REQUIREMENT: Extract each line holding the word "Philosophy" from the entries.

RECORDS PROVIDED:
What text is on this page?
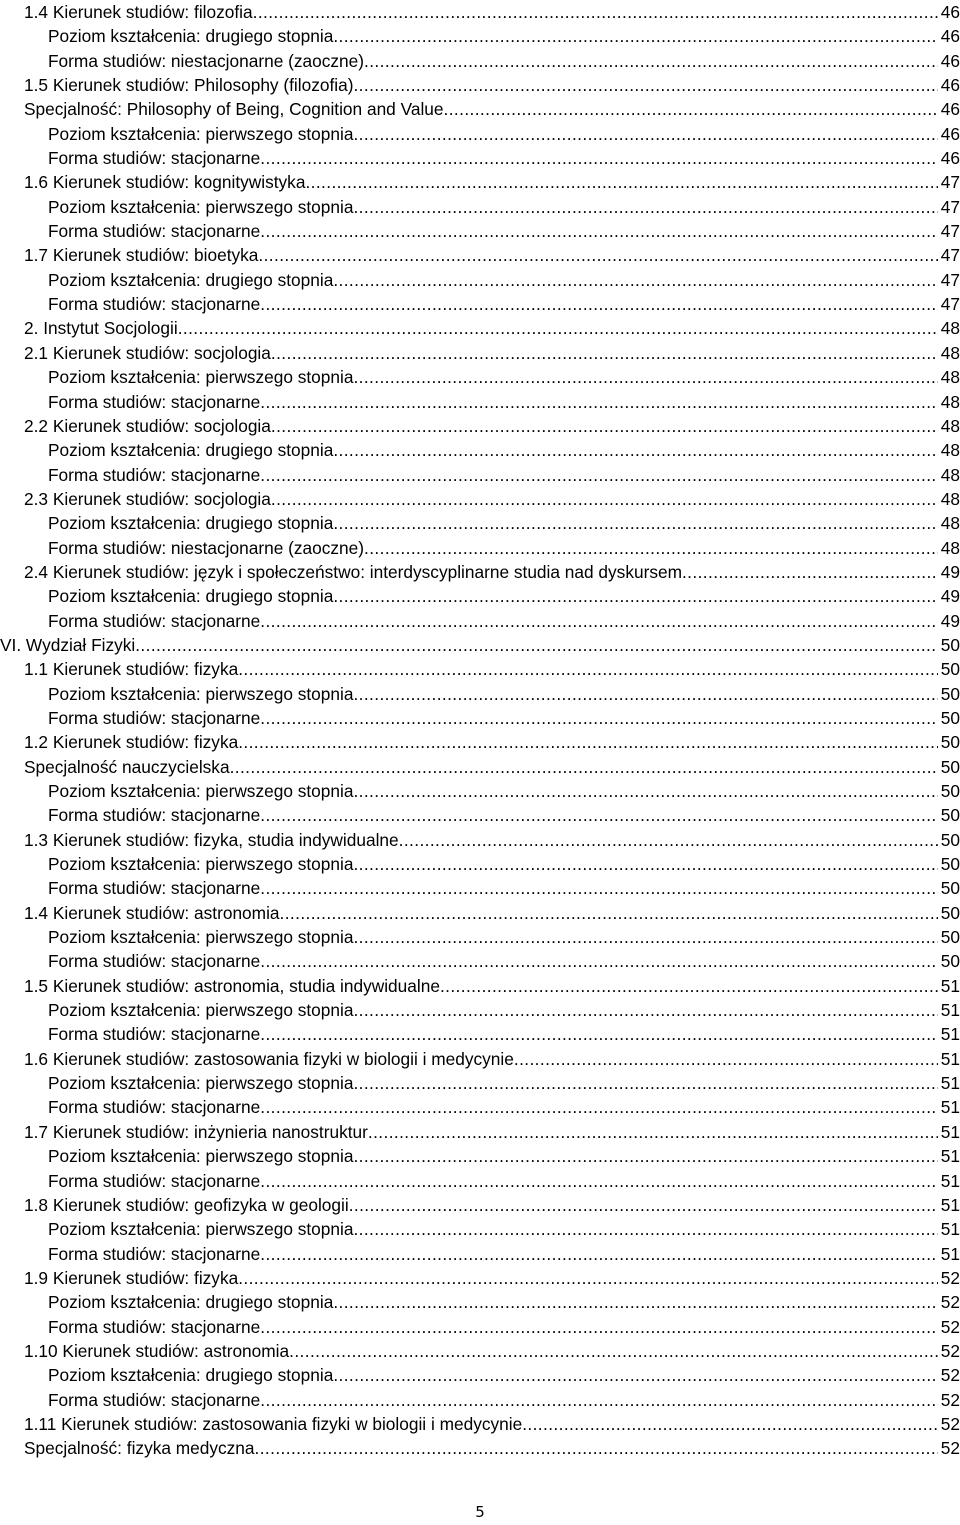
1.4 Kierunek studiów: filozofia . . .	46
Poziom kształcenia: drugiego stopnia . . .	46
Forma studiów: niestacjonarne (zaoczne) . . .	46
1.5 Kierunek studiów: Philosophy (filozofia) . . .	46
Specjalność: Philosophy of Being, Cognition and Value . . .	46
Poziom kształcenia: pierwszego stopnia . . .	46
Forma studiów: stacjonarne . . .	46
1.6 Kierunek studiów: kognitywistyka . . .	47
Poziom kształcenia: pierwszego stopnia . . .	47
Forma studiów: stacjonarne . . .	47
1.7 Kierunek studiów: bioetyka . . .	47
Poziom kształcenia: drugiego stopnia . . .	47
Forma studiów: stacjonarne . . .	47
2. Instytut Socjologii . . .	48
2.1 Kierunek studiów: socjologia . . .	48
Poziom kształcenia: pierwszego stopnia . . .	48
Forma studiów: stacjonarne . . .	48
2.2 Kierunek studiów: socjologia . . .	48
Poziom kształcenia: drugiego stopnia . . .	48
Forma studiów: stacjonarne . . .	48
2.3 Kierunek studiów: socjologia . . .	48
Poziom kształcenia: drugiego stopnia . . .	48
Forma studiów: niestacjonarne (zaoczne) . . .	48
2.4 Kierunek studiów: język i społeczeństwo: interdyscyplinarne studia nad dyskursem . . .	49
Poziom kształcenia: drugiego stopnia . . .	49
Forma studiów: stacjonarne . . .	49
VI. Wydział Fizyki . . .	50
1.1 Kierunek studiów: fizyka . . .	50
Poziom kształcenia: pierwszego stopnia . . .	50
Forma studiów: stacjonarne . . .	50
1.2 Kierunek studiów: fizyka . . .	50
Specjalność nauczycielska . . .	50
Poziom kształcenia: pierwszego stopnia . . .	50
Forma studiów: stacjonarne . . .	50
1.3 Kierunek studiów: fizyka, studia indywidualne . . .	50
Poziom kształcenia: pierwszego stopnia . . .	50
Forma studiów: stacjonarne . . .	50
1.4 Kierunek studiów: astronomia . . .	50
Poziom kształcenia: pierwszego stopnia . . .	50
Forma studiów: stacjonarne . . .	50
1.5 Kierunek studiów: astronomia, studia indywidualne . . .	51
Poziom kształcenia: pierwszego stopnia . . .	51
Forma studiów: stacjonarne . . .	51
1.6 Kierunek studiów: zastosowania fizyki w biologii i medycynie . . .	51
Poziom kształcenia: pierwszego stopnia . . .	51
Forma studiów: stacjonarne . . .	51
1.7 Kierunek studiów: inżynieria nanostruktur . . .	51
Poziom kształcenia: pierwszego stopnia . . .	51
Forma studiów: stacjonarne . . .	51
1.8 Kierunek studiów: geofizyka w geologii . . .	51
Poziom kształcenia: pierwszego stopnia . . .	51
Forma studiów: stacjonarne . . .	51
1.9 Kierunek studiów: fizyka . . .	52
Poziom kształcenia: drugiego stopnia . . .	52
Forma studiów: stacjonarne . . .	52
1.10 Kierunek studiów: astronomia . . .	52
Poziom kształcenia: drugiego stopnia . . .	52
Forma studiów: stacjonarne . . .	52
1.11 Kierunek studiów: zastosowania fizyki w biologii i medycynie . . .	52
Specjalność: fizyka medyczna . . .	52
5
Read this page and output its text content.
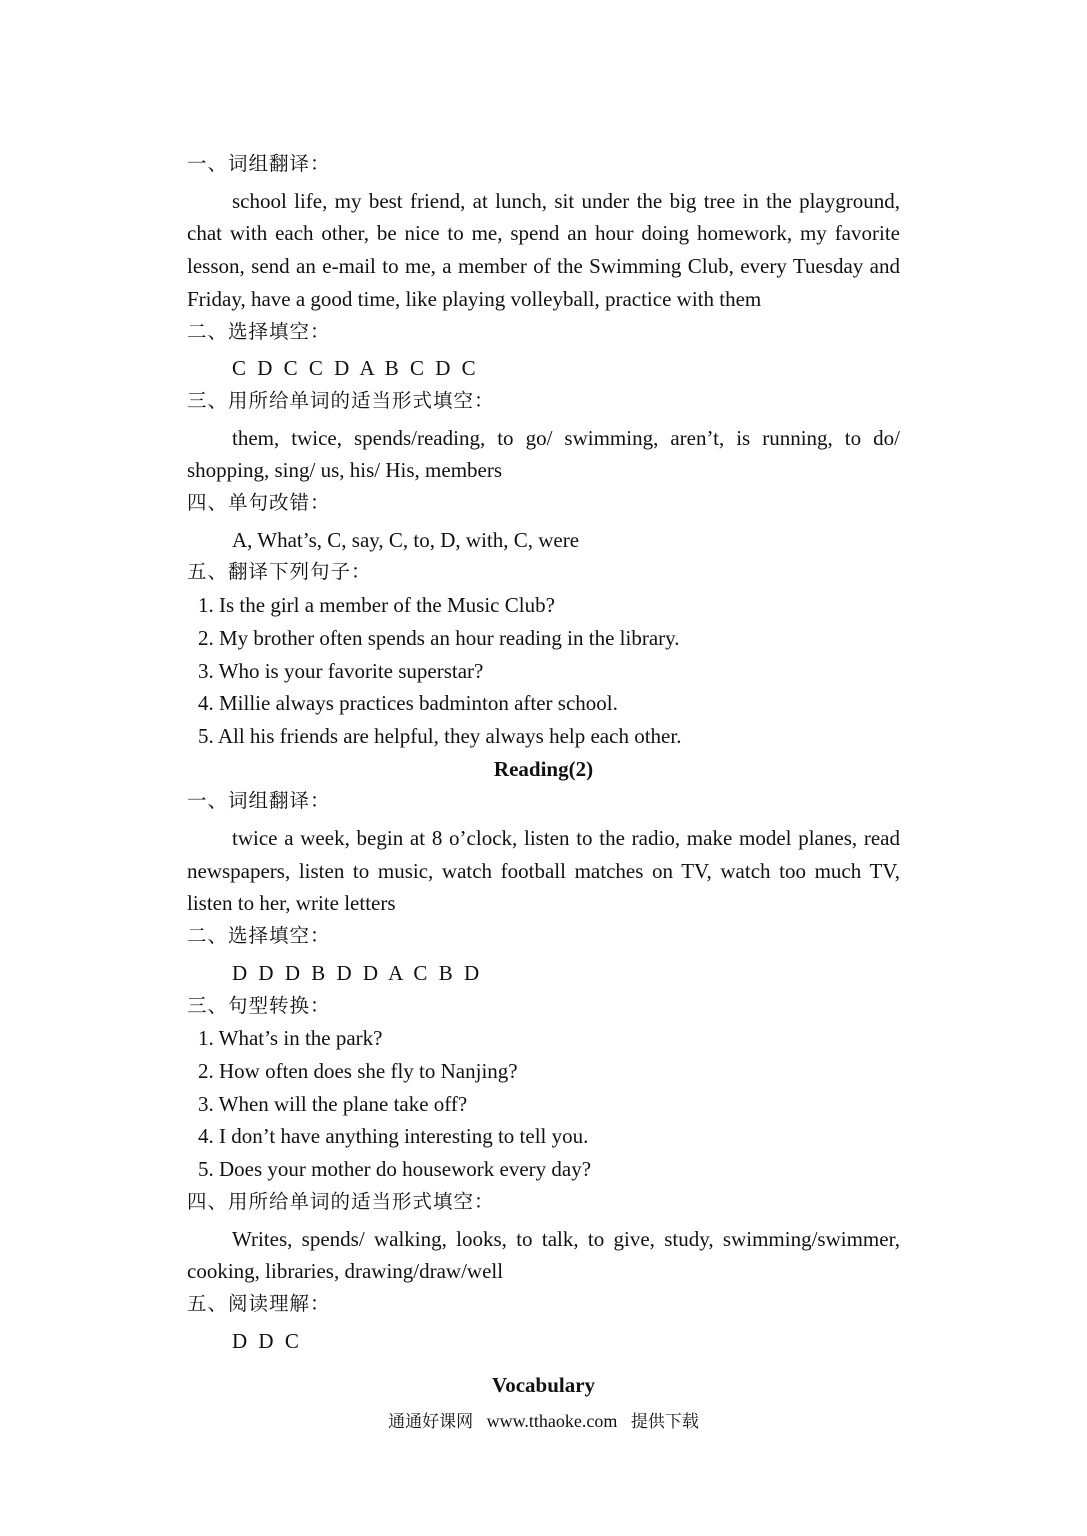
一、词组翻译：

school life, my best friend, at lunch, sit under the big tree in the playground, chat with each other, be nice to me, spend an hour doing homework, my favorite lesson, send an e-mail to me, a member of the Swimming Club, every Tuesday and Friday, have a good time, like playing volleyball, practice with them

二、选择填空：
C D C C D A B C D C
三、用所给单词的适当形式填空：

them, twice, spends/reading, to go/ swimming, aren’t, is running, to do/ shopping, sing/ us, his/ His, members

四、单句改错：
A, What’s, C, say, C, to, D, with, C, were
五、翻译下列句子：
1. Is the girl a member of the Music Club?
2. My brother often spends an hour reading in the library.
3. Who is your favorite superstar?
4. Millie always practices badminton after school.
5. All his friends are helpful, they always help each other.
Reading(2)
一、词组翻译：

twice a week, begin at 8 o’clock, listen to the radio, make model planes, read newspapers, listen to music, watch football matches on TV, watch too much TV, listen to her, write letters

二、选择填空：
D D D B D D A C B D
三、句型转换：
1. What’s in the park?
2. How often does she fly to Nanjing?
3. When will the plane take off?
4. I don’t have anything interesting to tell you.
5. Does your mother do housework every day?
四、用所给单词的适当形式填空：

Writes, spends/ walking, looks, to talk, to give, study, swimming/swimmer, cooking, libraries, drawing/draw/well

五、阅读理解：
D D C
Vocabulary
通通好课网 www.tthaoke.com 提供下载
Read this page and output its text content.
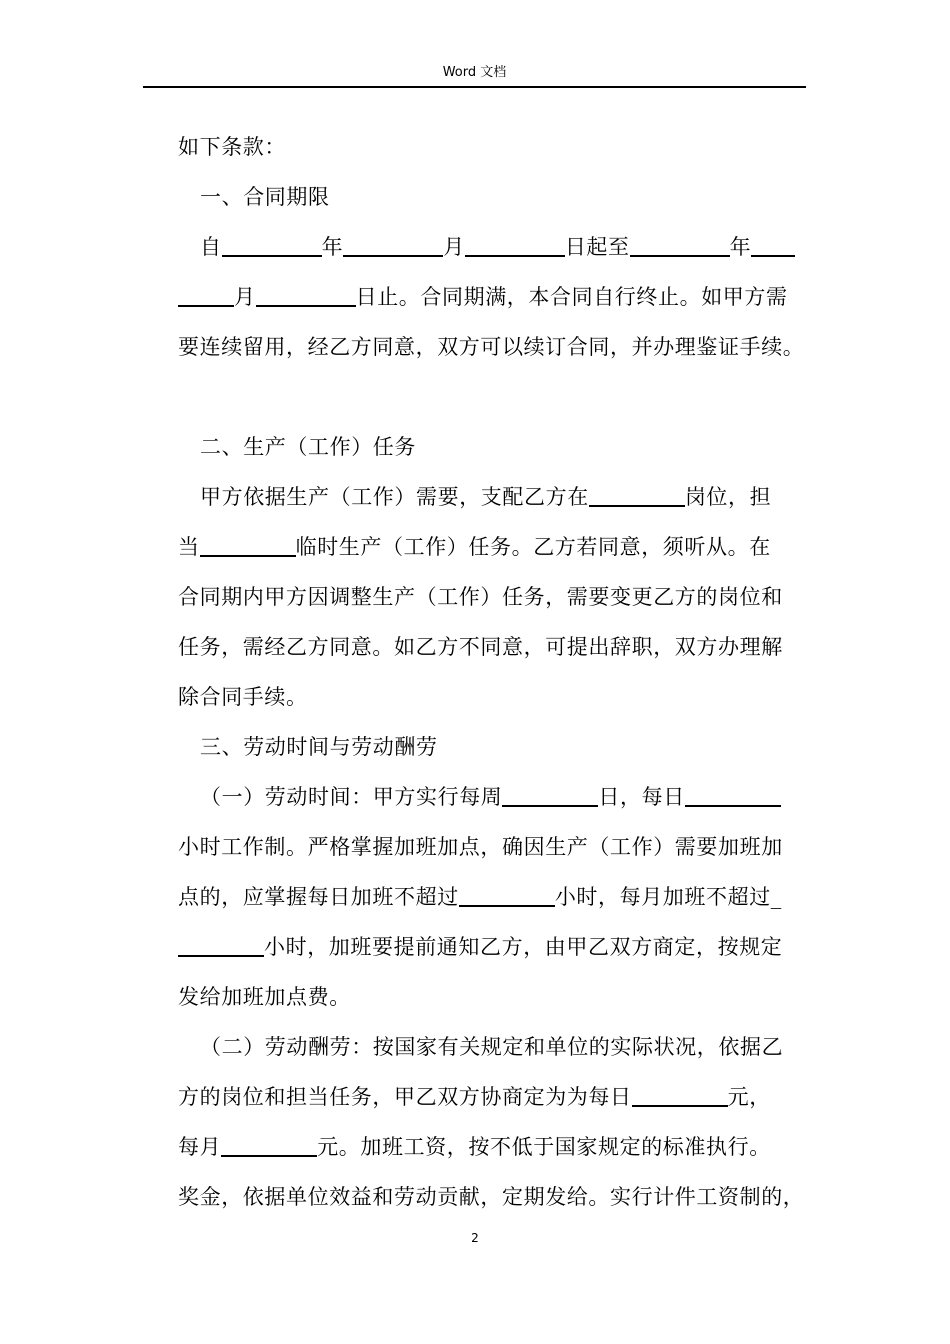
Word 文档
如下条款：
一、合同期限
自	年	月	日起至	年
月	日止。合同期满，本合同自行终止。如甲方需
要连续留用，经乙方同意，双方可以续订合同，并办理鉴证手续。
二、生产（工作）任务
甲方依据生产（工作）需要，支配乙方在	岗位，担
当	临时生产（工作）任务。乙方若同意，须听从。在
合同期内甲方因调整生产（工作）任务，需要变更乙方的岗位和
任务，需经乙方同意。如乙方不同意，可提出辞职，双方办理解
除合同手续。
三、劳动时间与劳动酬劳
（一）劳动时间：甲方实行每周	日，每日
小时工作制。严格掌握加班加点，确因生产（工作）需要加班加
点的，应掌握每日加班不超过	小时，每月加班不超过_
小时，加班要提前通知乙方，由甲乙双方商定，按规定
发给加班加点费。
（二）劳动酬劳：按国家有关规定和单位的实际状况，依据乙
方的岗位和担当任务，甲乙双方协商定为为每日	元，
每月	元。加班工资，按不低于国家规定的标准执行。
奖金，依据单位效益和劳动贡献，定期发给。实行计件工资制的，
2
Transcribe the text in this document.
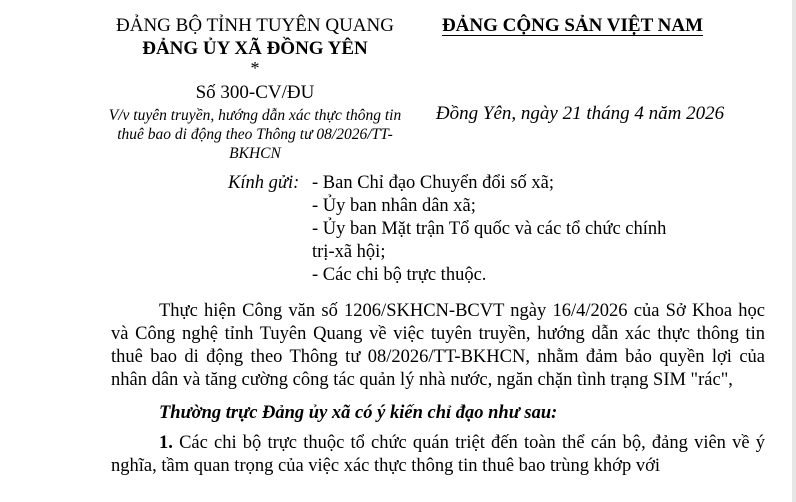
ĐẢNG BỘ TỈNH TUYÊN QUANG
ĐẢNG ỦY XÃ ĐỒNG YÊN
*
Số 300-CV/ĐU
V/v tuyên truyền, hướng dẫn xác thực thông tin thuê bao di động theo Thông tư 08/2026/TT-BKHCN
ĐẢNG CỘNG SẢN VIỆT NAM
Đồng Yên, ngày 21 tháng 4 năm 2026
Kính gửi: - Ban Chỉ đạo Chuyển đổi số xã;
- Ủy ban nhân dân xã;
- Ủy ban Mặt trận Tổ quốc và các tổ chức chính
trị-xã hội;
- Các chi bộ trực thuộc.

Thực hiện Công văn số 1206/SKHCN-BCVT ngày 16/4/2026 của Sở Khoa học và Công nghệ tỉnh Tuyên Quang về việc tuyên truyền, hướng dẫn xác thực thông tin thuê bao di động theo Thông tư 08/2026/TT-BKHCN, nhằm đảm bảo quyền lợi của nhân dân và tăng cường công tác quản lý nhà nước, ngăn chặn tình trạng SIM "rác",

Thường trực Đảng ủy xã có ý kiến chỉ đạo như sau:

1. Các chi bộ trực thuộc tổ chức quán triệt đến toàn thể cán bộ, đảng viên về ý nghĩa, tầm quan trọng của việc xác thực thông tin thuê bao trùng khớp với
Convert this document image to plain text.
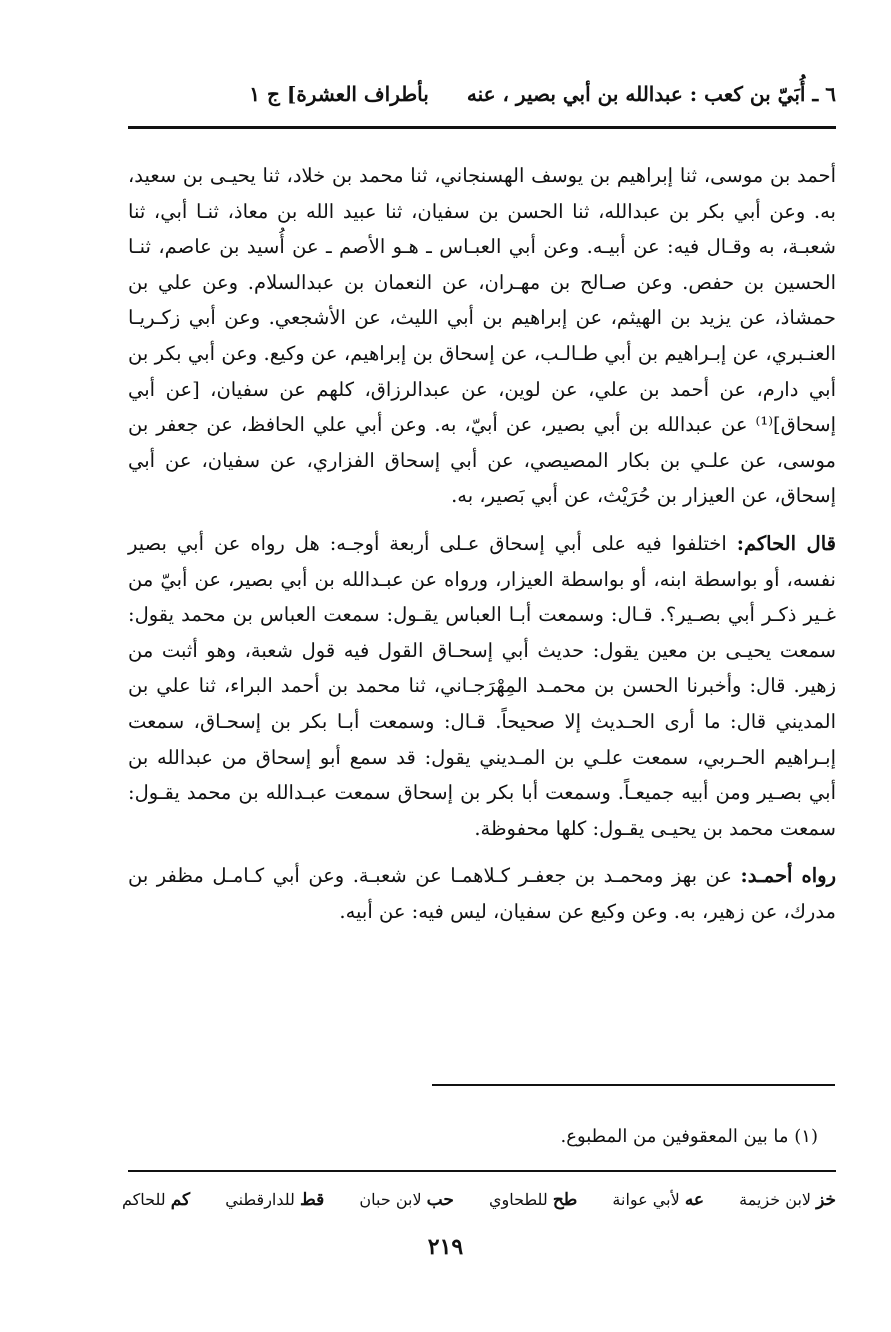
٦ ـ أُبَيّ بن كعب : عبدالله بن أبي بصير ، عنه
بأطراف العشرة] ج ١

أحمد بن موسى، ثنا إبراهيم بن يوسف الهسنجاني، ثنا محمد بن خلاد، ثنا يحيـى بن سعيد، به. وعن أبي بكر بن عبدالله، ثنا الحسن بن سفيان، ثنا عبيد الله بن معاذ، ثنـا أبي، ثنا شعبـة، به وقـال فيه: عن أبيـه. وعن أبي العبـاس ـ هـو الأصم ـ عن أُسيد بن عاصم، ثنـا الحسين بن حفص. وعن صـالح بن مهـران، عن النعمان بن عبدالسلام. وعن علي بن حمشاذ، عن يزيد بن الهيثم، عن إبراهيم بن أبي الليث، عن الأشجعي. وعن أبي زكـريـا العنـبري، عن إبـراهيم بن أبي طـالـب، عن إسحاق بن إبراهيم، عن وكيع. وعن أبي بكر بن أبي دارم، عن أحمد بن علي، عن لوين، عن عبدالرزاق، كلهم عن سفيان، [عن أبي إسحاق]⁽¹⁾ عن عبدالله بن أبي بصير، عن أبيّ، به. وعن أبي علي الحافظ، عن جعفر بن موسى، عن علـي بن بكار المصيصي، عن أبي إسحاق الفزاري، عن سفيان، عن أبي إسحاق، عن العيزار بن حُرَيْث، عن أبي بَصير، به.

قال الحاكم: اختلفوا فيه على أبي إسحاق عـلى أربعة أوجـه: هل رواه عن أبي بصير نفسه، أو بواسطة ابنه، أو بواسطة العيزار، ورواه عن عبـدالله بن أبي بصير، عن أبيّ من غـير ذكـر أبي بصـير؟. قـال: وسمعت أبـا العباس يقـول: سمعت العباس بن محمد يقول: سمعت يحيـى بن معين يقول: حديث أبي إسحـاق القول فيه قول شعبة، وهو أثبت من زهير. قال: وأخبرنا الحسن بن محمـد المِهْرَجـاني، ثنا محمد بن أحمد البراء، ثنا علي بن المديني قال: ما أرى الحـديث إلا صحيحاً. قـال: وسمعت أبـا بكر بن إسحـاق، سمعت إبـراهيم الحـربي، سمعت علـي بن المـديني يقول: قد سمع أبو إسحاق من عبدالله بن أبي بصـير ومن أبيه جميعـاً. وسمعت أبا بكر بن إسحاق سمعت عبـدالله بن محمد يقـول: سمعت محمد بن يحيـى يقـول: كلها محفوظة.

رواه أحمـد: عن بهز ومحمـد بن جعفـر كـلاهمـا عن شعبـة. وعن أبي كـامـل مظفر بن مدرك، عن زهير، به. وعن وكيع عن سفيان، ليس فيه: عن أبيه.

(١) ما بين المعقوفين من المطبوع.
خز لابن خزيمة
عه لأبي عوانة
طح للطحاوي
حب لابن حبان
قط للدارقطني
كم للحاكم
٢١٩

THE RESULT:
1.5 Kierunek studiów: Philosophy (filozofia) . . .	46
Specjalność: Philosophy of Being, Cognition and Value . . .	46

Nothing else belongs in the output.